AIM | Show all lines from the data that include the word "title".

++++ RECORDS SUPPLIED

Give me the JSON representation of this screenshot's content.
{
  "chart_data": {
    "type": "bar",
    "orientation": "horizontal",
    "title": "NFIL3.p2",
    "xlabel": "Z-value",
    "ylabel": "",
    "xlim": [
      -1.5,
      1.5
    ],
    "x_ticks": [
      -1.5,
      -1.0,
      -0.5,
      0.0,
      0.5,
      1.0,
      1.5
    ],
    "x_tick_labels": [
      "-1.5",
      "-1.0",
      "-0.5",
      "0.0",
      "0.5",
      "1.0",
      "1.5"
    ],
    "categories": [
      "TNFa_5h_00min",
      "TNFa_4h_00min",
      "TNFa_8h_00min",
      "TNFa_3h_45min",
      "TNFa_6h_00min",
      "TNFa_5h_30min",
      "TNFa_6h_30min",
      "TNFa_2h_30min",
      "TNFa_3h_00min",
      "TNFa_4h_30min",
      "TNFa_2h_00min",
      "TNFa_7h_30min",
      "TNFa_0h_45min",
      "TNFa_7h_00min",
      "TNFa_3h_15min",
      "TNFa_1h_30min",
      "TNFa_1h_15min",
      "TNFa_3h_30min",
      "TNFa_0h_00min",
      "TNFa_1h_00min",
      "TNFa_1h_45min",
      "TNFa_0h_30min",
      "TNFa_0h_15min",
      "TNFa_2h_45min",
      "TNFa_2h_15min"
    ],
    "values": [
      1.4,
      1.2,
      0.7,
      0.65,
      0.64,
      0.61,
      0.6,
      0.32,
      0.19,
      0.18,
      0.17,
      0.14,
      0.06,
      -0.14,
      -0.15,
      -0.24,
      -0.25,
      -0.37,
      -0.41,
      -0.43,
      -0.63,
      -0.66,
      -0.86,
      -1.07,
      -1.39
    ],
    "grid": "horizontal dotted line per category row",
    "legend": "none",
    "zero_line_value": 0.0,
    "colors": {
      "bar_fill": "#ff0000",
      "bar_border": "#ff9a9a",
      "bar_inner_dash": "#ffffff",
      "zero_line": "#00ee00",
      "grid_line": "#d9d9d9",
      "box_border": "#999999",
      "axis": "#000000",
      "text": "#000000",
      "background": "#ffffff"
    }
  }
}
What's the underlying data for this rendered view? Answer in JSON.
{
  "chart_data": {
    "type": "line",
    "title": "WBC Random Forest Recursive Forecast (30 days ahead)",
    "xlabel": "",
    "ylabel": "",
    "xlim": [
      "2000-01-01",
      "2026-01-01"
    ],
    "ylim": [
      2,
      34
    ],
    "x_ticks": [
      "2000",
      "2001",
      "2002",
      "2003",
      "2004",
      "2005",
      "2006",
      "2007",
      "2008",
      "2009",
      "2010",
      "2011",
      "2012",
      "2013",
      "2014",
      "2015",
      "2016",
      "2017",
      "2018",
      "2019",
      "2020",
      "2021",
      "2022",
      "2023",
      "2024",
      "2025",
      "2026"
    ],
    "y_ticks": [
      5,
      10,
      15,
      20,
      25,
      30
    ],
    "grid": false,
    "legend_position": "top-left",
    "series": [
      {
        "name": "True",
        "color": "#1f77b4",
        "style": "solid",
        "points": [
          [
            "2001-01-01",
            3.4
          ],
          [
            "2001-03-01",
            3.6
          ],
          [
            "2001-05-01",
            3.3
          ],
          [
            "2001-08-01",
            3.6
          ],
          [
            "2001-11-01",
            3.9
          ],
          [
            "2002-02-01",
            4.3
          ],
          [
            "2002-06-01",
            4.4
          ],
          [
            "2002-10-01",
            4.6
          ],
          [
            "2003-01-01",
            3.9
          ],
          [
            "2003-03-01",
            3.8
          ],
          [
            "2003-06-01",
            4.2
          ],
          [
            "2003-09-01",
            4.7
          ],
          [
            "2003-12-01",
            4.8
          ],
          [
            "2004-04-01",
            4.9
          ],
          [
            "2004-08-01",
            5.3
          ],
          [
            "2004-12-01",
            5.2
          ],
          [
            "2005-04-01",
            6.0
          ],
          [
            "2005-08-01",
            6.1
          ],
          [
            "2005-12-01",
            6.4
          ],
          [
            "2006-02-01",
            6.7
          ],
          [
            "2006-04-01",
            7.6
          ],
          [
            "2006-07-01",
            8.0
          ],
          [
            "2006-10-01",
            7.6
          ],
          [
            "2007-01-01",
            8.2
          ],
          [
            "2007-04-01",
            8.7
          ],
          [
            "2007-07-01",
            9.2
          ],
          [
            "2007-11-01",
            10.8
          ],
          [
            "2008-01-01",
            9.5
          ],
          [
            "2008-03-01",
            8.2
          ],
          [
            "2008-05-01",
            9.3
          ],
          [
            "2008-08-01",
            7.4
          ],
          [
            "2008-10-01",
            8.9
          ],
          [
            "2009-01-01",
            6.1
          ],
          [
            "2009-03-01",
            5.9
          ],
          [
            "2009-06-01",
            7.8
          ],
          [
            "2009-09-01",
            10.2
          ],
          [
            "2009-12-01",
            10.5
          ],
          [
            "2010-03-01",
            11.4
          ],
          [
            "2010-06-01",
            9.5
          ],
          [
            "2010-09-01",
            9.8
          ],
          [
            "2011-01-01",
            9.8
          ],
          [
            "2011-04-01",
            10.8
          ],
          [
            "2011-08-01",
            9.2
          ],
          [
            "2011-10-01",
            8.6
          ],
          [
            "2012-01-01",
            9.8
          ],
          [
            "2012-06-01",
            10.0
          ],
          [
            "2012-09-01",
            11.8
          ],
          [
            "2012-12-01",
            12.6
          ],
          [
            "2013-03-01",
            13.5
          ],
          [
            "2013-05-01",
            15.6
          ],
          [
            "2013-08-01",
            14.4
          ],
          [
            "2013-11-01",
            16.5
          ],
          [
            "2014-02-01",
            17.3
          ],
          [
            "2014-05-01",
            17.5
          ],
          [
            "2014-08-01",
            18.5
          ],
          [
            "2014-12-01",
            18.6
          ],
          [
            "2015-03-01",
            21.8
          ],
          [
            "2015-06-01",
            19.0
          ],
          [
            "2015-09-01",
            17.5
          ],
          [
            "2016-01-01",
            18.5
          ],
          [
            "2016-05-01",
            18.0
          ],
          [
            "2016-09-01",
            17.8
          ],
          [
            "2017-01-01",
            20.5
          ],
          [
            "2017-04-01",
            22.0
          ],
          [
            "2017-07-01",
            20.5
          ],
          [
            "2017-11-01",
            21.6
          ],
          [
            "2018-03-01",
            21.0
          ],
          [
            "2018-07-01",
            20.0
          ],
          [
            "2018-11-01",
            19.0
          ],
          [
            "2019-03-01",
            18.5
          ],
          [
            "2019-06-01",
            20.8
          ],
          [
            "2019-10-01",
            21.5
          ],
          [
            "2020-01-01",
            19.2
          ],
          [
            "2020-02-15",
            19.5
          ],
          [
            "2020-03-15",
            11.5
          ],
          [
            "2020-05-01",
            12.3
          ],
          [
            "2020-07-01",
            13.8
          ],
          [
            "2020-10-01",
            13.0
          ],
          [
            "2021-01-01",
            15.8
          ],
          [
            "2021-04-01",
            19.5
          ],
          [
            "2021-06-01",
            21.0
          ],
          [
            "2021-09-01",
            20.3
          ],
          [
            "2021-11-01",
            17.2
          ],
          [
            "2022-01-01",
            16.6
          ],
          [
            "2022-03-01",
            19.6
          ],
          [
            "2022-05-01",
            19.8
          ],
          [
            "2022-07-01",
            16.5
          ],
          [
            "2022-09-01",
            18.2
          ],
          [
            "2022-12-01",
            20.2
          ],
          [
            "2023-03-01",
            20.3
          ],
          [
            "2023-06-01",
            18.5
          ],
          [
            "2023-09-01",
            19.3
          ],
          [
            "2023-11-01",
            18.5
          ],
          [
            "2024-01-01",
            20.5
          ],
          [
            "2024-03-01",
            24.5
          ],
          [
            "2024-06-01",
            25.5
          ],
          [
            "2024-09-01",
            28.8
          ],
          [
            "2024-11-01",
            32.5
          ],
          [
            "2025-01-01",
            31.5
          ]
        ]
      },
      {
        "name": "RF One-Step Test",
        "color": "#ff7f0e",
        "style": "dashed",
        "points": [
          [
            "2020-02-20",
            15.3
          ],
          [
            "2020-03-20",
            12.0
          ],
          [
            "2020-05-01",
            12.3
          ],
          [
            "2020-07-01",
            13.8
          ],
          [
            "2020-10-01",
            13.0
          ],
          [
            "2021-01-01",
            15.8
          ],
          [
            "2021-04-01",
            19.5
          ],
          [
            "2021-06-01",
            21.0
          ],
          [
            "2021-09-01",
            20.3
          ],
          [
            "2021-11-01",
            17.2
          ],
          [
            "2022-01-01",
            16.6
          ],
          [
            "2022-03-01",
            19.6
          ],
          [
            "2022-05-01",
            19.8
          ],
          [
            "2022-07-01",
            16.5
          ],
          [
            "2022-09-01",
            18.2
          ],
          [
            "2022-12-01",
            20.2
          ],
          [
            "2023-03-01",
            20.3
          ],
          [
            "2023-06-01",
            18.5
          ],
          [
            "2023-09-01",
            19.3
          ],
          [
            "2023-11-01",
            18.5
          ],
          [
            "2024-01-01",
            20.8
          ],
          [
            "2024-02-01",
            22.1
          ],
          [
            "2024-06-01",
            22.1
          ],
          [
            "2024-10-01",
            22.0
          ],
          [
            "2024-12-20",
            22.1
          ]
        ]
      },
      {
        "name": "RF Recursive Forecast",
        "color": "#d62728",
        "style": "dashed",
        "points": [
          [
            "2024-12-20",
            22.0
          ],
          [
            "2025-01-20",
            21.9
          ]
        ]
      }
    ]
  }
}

++++++++

FINISHED ANSWER |
    "title": "NFIL3.p2",
    "title": "WBC Random Forest Recursive Forecast (30 days ahead)",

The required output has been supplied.